Data for processing:
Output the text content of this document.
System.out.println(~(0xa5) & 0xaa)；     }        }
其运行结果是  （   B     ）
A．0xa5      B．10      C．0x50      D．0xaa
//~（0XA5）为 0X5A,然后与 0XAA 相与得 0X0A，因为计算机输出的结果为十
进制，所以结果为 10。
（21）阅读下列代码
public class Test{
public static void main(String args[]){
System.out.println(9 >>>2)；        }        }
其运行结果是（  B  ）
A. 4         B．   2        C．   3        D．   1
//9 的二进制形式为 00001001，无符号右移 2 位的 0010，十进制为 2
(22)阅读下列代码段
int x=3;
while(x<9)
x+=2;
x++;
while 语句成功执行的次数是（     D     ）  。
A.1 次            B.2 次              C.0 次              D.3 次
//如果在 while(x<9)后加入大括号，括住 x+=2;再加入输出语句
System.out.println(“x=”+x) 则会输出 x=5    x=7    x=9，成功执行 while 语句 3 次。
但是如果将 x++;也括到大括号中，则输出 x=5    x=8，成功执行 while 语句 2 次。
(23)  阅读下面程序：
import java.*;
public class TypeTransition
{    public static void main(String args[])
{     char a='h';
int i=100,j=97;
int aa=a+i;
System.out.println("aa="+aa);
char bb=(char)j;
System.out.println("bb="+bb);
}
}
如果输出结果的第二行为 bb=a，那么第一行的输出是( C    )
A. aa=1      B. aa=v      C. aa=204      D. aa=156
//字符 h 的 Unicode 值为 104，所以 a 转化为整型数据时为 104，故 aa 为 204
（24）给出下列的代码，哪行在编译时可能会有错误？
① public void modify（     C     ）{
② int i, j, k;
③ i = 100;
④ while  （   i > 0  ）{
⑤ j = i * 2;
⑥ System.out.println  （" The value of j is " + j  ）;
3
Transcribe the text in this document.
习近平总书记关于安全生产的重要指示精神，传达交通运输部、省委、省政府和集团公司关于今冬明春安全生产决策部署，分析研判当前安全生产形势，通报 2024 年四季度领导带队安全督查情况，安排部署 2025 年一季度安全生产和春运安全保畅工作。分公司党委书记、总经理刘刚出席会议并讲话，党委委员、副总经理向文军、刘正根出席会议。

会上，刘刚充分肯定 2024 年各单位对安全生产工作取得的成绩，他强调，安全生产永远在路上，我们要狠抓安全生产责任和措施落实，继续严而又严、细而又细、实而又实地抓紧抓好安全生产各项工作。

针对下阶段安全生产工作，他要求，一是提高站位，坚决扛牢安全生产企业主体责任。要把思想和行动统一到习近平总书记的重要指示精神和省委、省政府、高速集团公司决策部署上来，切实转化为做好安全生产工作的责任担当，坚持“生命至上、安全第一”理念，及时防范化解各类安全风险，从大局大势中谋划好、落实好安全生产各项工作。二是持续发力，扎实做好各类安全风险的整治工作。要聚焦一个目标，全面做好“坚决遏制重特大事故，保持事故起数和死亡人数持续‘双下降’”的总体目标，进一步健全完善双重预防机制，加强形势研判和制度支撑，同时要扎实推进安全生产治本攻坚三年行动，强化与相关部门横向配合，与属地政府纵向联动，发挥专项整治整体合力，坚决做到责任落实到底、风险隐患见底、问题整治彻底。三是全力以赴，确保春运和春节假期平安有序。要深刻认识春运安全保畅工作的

Written instruction: Repeat every entry exactly as written above.

The output:
Output the text content of this document.
System.out.println(~(0xa5) & 0xaa)；     }        }
其运行结果是  （   B     ）
A．0xa5      B．10      C．0x50      D．0xaa
//~（0XA5）为 0X5A,然后与 0XAA 相与得 0X0A，因为计算机输出的结果为十
进制，所以结果为 10。
（21）阅读下列代码
public class Test{
public static void main(String args[]){
System.out.println(9 >>>2)；        }        }
其运行结果是（  B  ）
A. 4         B．   2        C．   3        D．   1
//9 的二进制形式为 00001001，无符号右移 2 位的 0010，十进制为 2
(22)阅读下列代码段
int x=3;
while(x<9)
x+=2;
x++;
while 语句成功执行的次数是（     D     ）  。
A.1 次            B.2 次              C.0 次              D.3 次
//如果在 while(x<9)后加入大括号，括住 x+=2;再加入输出语句
System.out.println(“x=”+x) 则会输出 x=5    x=7    x=9，成功执行 while 语句 3 次。
但是如果将 x++;也括到大括号中，则输出 x=5    x=8，成功执行 while 语句 2 次。
(23)  阅读下面程序：
import java.*;
public class TypeTransition
{    public static void main(String args[])
{     char a='h';
int i=100,j=97;
int aa=a+i;
System.out.println("aa="+aa);
char bb=(char)j;
System.out.println("bb="+bb);
}
}
如果输出结果的第二行为 bb=a，那么第一行的输出是( C    )
A. aa=1      B. aa=v      C. aa=204      D. aa=156
//字符 h 的 Unicode 值为 104，所以 a 转化为整型数据时为 104，故 aa 为 204
（24）给出下列的代码，哪行在编译时可能会有错误？
① public void modify（     C     ）{
② int i, j, k;
③ i = 100;
④ while  （   i > 0  ）{
⑤ j = i * 2;
⑥ System.out.println  （" The value of j is " + j  ）;
3
Transcribe the text in this document.
习近平总书记关于安全生产的重要指示精神，传达交通运输部、省委、省政府和集团公司关于今冬明春安全生产决策部署，分析研判当前安全生产形势，通报 2024 年四季度领导带队安全督查情况，安排部署 2025 年一季度安全生产和春运安全保畅工作。分公司党委书记、总经理刘刚出席会议并讲话，党委委员、副总经理向文军、刘正根出席会议。

会上，刘刚充分肯定 2024 年各单位对安全生产工作取得的成绩，他强调，安全生产永远在路上，我们要狠抓安全生产责任和措施落实，继续严而又严、细而又细、实而又实地抓紧抓好安全生产各项工作。

针对下阶段安全生产工作，他要求，一是提高站位，坚决扛牢安全生产企业主体责任。要把思想和行动统一到习近平总书记的重要指示精神和省委、省政府、高速集团公司决策部署上来，切实转化为做好安全生产工作的责任担当，坚持“生命至上、安全第一”理念，及时防范化解各类安全风险，从大局大势中谋划好、落实好安全生产各项工作。二是持续发力，扎实做好各类安全风险的整治工作。要聚焦一个目标，全面做好“坚决遏制重特大事故，保持事故起数和死亡人数持续‘双下降’”的总体目标，进一步健全完善双重预防机制，加强形势研判和制度支撑，同时要扎实推进安全生产治本攻坚三年行动，强化与相关部门横向配合，与属地政府纵向联动，发挥专项整治整体合力，坚决做到责任落实到底、风险隐患见底、问题整治彻底。三是全力以赴，确保春运和春节假期平安有序。要深刻认识春运安全保畅工作的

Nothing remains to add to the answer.